▶ **TASK DIRECTIONS**: Copy every line that contains the string "colors" from the entries below.

• • •

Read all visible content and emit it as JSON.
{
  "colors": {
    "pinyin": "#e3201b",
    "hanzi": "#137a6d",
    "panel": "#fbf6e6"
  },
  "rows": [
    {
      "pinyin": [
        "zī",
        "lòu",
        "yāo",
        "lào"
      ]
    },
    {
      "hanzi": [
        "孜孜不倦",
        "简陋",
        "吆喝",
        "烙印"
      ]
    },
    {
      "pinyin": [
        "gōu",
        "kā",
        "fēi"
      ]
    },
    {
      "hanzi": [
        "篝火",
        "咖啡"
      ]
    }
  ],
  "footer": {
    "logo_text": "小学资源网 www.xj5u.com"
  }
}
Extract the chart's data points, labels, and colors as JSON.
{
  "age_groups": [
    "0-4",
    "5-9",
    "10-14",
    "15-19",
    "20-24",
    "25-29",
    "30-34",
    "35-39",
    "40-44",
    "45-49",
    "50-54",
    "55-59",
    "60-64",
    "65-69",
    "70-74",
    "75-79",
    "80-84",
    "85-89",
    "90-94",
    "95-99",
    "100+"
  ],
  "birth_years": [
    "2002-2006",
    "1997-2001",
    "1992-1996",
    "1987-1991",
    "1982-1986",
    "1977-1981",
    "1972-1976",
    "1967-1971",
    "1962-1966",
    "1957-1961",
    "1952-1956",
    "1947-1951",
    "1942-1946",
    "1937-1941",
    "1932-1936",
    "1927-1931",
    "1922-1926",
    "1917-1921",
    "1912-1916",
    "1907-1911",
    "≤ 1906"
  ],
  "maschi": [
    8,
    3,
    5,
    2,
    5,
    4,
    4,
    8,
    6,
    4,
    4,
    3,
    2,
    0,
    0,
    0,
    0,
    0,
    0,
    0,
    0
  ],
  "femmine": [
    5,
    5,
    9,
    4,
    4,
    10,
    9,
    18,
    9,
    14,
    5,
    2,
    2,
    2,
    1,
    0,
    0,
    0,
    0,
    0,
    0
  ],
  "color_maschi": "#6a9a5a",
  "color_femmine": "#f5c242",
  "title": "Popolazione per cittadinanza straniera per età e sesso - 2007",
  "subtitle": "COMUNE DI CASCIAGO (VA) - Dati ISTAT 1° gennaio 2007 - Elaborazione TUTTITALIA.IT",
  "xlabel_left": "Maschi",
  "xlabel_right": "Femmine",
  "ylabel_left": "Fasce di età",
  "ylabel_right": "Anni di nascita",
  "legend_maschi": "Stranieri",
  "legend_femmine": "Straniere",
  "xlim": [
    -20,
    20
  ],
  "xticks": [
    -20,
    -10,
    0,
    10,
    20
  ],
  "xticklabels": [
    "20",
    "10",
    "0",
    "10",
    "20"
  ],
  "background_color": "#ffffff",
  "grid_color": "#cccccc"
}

• • •

▶ **FINISHED EXERCISE**:
  "colors": {
Extract the chart's data points, labels, and colors as JSON.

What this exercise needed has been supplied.